> WHAT TO DO: Every record should be copied exactly, except that pictures are to be omitted.

======== MATERIALS PROVIDED ========

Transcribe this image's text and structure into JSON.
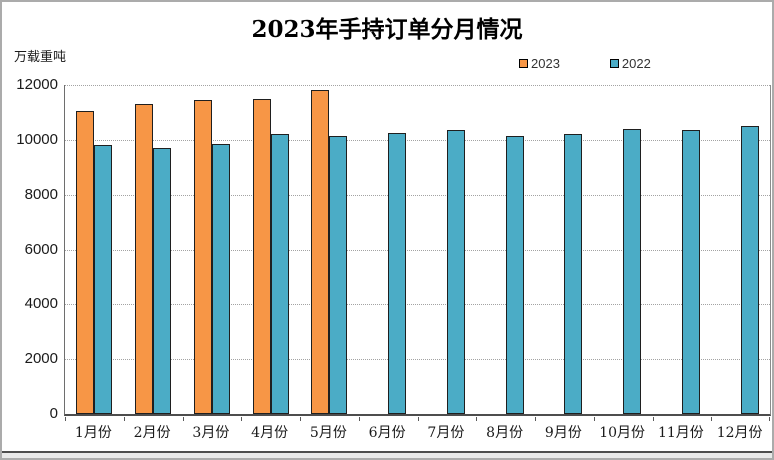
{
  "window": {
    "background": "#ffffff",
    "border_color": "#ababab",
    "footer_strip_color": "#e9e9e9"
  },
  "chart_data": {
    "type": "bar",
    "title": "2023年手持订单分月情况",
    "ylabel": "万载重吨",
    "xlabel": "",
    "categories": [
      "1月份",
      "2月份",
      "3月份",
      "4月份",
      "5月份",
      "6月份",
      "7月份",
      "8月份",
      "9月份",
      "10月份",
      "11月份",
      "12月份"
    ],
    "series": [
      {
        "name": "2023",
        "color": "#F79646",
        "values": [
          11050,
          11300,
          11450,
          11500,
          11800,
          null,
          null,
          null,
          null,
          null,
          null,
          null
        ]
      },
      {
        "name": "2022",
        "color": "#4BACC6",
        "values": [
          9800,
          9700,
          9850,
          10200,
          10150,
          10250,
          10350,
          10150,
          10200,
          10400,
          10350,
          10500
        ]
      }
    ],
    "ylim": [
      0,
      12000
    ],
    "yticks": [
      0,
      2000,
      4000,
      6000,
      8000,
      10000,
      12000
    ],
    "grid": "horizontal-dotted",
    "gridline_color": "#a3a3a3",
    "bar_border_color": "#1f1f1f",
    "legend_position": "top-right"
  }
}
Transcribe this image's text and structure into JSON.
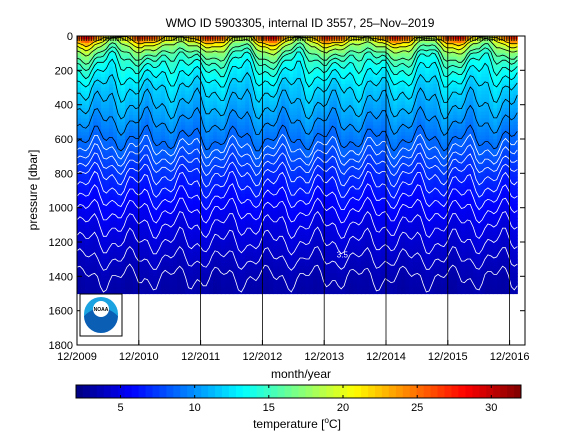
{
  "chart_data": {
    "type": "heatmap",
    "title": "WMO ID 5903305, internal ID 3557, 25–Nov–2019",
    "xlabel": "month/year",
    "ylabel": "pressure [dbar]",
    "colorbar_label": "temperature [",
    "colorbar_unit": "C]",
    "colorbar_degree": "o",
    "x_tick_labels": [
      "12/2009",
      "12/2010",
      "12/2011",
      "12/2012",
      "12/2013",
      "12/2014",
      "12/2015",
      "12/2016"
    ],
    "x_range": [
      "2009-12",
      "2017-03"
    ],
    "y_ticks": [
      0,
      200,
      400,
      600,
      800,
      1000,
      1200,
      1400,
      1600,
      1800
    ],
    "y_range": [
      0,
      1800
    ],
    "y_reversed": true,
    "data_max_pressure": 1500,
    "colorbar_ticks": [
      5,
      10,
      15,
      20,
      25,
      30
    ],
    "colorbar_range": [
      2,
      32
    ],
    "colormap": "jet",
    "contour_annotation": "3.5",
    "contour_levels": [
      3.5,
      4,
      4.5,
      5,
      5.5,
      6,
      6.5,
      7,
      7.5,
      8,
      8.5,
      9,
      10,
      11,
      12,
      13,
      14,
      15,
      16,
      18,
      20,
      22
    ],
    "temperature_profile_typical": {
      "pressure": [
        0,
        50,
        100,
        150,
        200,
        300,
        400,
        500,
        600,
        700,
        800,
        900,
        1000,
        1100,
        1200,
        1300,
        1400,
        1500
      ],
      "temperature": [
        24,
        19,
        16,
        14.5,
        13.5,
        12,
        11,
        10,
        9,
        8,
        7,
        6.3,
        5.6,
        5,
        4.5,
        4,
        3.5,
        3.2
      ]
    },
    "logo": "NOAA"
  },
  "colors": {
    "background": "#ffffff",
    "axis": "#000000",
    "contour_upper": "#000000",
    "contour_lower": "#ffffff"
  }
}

========

> WRITTEN SOLUTION:
Transcribe this image's text and structure into JSON.
{
  "window": {
    "background": "#ffffff",
    "border_color": "#ababab",
    "footer_strip_color": "#e9e9e9"
  },
  "chart_data": {
    "type": "bar",
    "title": "2023年手持订单分月情况",
    "ylabel": "万载重吨",
    "xlabel": "",
    "categories": [
      "1月份",
      "2月份",
      "3月份",
      "4月份",
      "5月份",
      "6月份",
      "7月份",
      "8月份",
      "9月份",
      "10月份",
      "11月份",
      "12月份"
    ],
    "series": [
      {
        "name": "2023",
        "color": "#F79646",
        "values": [
          11050,
          11300,
          11450,
          11500,
          11800,
          null,
          null,
          null,
          null,
          null,
          null,
          null
        ]
      },
      {
        "name": "2022",
        "color": "#4BACC6",
        "values": [
          9800,
          9700,
          9850,
          10200,
          10150,
          10250,
          10350,
          10150,
          10200,
          10400,
          10350,
          10500
        ]
      }
    ],
    "ylim": [
      0,
      12000
    ],
    "yticks": [
      0,
      2000,
      4000,
      6000,
      8000,
      10000,
      12000
    ],
    "grid": "horizontal-dotted",
    "gridline_color": "#a3a3a3",
    "bar_border_color": "#1f1f1f",
    "legend_position": "top-right"
  }
}
Transcribe this image's text and structure into JSON.
{
  "chart_data": {
    "type": "heatmap",
    "title": "WMO ID 5903305, internal ID 3557, 25–Nov–2019",
    "xlabel": "month/year",
    "ylabel": "pressure [dbar]",
    "colorbar_label": "temperature [",
    "colorbar_unit": "C]",
    "colorbar_degree": "o",
    "x_tick_labels": [
      "12/2009",
      "12/2010",
      "12/2011",
      "12/2012",
      "12/2013",
      "12/2014",
      "12/2015",
      "12/2016"
    ],
    "x_range": [
      "2009-12",
      "2017-03"
    ],
    "y_ticks": [
      0,
      200,
      400,
      600,
      800,
      1000,
      1200,
      1400,
      1600,
      1800
    ],
    "y_range": [
      0,
      1800
    ],
    "y_reversed": true,
    "data_max_pressure": 1500,
    "colorbar_ticks": [
      5,
      10,
      15,
      20,
      25,
      30
    ],
    "colorbar_range": [
      2,
      32
    ],
    "colormap": "jet",
    "contour_annotation": "3.5",
    "contour_levels": [
      3.5,
      4,
      4.5,
      5,
      5.5,
      6,
      6.5,
      7,
      7.5,
      8,
      8.5,
      9,
      10,
      11,
      12,
      13,
      14,
      15,
      16,
      18,
      20,
      22
    ],
    "temperature_profile_typical": {
      "pressure": [
        0,
        50,
        100,
        150,
        200,
        300,
        400,
        500,
        600,
        700,
        800,
        900,
        1000,
        1100,
        1200,
        1300,
        1400,
        1500
      ],
      "temperature": [
        24,
        19,
        16,
        14.5,
        13.5,
        12,
        11,
        10,
        9,
        8,
        7,
        6.3,
        5.6,
        5,
        4.5,
        4,
        3.5,
        3.2
      ]
    },
    "logo": "NOAA"
  },
  "colors": {
    "background": "#ffffff",
    "axis": "#000000",
    "contour_upper": "#000000",
    "contour_lower": "#ffffff"
  }
}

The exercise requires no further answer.